● TASK MATERIAL:
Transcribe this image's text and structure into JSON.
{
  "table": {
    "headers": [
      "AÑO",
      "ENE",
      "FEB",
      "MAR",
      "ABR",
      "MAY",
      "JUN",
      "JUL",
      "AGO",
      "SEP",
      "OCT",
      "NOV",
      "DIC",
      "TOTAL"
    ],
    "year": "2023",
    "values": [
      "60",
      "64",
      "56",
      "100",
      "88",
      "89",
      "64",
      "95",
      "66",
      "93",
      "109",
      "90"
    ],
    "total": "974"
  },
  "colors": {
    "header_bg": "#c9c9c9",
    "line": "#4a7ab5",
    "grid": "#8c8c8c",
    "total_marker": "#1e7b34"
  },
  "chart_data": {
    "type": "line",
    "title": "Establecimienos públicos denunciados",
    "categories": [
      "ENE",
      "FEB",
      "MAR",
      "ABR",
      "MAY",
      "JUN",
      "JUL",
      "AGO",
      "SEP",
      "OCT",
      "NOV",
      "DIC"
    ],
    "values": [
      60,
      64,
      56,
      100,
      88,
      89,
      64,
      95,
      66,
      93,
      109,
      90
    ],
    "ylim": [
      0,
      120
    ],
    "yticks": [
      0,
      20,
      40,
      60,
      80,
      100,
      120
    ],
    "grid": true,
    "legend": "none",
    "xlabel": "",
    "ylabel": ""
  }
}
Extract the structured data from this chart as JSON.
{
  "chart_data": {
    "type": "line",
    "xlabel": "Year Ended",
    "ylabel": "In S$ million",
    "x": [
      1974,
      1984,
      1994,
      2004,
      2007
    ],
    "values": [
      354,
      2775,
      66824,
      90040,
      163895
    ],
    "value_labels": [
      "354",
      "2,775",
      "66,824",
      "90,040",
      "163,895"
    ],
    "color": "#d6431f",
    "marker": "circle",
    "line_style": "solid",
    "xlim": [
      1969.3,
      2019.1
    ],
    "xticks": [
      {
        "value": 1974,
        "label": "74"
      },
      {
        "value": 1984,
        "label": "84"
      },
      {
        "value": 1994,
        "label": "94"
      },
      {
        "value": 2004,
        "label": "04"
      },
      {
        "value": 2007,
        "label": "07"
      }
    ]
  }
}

● WHAT YOU HAVE TO DO:
Quote, without alteration, the final stretch of the entries: the line with "Extract the structured" onward to the last line.

● WRITTEN RESPONSE:
Extract the structured data from this chart as JSON.
{
  "chart_data": {
    "type": "line",
    "xlabel": "Year Ended",
    "ylabel": "In S$ million",
    "x": [
      1974,
      1984,
      1994,
      2004,
      2007
    ],
    "values": [
      354,
      2775,
      66824,
      90040,
      163895
    ],
    "value_labels": [
      "354",
      "2,775",
      "66,824",
      "90,040",
      "163,895"
    ],
    "color": "#d6431f",
    "marker": "circle",
    "line_style": "solid",
    "xlim": [
      1969.3,
      2019.1
    ],
    "xticks": [
      {
        "value": 1974,
        "label": "74"
      },
      {
        "value": 1984,
        "label": "84"
      },
      {
        "value": 1994,
        "label": "94"
      },
      {
        "value": 2004,
        "label": "04"
      },
      {
        "value": 2007,
        "label": "07"
      }
    ]
  }
}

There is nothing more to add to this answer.